[Data records]
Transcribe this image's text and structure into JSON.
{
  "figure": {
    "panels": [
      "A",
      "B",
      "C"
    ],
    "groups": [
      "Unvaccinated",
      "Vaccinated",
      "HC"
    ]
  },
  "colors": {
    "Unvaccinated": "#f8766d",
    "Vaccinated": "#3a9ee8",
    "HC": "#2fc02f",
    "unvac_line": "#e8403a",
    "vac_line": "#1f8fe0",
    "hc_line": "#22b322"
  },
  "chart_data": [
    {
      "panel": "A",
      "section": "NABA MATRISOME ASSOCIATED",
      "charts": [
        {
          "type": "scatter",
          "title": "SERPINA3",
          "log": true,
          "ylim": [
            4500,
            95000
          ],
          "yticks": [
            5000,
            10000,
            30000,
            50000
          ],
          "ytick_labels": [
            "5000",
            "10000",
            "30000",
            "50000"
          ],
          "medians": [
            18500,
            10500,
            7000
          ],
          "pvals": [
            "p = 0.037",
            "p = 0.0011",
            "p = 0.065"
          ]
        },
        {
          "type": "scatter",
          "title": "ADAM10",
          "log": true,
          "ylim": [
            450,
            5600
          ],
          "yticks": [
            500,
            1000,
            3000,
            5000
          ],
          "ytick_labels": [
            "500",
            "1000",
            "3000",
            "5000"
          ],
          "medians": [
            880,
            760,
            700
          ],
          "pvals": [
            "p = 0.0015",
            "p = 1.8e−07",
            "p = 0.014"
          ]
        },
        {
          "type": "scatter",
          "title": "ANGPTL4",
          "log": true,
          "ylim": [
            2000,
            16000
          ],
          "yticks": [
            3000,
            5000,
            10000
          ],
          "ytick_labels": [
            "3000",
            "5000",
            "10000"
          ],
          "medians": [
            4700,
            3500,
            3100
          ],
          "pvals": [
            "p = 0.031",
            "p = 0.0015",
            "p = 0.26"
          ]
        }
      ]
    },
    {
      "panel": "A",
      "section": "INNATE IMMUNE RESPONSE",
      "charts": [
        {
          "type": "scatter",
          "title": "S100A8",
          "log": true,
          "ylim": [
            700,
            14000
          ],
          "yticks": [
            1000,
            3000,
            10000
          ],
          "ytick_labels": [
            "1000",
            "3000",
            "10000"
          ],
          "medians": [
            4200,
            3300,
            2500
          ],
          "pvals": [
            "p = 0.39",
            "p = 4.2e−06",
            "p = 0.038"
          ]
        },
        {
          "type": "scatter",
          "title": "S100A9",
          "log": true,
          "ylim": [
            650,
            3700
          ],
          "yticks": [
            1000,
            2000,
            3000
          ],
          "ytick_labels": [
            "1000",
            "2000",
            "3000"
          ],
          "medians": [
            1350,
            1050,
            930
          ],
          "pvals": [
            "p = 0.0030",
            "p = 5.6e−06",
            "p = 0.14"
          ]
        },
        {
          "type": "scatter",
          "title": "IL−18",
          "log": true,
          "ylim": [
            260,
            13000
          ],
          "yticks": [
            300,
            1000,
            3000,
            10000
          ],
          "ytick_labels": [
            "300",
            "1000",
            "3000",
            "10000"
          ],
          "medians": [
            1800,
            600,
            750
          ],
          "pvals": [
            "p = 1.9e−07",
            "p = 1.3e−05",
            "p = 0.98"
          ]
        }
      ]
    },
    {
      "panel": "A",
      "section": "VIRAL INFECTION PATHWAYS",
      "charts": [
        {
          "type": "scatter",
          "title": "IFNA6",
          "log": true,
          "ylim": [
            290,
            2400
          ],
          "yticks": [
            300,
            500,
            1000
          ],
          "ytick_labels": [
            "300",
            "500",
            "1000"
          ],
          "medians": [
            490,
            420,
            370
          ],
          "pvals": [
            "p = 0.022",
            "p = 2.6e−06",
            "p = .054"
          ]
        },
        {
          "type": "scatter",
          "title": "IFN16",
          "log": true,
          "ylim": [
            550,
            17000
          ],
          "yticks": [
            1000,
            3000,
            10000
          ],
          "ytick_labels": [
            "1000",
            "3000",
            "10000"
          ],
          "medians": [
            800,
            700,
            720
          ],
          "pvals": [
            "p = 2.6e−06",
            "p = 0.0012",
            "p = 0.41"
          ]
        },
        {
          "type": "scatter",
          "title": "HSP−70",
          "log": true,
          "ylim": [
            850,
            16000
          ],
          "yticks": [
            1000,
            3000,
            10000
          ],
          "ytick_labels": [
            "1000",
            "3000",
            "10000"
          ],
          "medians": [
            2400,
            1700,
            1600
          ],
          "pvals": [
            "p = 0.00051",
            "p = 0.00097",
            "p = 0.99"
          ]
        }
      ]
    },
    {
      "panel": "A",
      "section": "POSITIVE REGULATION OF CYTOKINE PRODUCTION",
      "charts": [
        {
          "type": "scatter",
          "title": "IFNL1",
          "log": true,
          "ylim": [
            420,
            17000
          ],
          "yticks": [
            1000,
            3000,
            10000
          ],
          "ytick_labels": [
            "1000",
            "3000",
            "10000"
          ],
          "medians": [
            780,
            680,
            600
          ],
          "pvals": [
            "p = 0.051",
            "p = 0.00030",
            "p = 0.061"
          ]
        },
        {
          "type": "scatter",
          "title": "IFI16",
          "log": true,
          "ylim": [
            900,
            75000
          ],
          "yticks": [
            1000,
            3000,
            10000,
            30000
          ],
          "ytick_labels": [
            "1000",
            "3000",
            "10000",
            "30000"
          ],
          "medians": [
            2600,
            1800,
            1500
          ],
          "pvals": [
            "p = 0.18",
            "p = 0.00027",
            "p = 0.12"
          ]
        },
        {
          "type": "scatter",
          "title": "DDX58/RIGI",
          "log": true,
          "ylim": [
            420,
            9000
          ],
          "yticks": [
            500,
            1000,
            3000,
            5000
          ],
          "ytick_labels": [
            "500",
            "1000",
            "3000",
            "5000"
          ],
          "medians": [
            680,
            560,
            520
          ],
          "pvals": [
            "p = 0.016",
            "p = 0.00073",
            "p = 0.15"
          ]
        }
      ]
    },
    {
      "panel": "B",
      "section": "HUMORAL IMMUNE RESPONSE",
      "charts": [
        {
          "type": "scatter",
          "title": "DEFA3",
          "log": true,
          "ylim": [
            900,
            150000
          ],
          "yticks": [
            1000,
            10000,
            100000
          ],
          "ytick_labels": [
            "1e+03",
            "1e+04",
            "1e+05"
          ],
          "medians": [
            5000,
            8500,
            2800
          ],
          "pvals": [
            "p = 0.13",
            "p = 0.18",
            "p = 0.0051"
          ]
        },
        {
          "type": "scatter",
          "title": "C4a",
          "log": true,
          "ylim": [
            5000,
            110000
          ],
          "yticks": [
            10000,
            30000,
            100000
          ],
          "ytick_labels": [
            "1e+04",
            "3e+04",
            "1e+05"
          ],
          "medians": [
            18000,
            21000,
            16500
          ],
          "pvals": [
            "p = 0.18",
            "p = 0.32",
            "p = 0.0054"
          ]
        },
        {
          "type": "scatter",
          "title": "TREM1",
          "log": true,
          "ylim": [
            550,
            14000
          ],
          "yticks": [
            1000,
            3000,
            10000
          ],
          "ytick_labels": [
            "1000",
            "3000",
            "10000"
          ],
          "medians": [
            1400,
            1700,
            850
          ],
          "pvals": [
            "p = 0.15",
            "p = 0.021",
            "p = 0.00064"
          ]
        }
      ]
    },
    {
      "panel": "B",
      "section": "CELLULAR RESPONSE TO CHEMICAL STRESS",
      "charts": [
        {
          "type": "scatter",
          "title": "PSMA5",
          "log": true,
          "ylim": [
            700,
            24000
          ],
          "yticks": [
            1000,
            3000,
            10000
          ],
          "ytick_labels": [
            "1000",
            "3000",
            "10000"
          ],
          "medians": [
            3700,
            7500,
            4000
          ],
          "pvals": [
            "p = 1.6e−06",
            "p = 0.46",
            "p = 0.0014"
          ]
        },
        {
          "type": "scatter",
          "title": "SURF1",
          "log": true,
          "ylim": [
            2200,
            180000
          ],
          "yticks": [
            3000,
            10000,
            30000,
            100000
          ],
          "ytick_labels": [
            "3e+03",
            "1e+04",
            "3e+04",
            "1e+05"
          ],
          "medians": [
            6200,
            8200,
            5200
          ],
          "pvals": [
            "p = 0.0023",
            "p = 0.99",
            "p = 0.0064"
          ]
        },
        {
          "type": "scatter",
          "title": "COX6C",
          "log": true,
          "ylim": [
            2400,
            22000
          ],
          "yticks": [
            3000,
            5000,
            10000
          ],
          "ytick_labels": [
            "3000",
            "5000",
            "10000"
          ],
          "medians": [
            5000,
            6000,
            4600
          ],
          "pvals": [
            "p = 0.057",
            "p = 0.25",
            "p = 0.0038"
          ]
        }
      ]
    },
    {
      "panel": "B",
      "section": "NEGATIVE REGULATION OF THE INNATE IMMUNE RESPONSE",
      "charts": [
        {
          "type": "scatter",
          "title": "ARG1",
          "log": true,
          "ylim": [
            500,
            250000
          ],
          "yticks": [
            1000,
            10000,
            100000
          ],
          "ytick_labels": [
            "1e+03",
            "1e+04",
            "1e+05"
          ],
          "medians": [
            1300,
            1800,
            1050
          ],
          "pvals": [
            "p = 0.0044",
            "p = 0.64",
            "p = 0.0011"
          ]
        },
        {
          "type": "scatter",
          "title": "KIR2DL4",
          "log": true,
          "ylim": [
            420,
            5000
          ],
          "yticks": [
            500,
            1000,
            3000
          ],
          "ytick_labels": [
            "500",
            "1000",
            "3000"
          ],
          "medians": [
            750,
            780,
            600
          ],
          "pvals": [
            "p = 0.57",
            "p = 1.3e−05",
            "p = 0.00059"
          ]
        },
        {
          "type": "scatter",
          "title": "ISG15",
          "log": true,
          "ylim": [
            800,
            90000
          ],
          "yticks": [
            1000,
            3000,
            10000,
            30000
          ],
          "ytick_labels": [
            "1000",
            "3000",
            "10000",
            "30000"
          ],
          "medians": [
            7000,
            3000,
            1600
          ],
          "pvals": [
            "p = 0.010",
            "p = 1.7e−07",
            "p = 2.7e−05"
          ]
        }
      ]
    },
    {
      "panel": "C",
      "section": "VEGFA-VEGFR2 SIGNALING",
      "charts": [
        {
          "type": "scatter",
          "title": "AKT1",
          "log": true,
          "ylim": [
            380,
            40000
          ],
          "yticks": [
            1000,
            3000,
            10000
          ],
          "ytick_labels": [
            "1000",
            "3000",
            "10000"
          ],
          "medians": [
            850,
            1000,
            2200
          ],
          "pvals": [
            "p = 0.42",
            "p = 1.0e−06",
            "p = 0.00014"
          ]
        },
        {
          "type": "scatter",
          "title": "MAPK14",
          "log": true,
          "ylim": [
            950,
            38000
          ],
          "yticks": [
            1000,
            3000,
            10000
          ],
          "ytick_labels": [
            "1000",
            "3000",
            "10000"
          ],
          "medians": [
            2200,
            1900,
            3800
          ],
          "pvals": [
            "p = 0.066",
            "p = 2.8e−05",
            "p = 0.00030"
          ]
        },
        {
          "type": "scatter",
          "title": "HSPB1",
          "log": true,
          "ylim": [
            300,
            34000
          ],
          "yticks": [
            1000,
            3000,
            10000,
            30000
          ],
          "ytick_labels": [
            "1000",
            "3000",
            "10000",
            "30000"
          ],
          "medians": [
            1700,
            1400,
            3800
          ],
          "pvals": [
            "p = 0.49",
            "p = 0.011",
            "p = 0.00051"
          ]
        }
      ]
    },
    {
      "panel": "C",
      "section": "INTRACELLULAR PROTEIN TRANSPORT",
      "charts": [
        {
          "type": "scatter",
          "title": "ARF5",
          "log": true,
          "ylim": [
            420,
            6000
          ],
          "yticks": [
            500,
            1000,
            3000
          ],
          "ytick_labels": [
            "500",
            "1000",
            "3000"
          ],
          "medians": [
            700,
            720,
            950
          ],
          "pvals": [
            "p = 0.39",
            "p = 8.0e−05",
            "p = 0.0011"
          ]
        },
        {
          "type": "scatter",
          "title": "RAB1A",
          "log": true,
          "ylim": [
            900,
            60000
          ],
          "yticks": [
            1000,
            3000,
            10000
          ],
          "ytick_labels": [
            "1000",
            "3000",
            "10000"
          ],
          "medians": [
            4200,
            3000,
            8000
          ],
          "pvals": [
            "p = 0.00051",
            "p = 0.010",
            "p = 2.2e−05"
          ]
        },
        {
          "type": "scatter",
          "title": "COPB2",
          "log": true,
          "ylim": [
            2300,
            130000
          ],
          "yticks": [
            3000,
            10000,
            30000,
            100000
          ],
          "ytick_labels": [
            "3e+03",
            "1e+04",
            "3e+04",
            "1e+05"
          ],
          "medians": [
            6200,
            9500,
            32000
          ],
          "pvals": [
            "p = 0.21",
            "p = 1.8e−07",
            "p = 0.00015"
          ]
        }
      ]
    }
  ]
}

[About this exercise] When a line in the data holds the word "Unvaccinated", show that line.

[Answer below]
      "Unvaccinated",
    "Unvaccinated": "#f8766d",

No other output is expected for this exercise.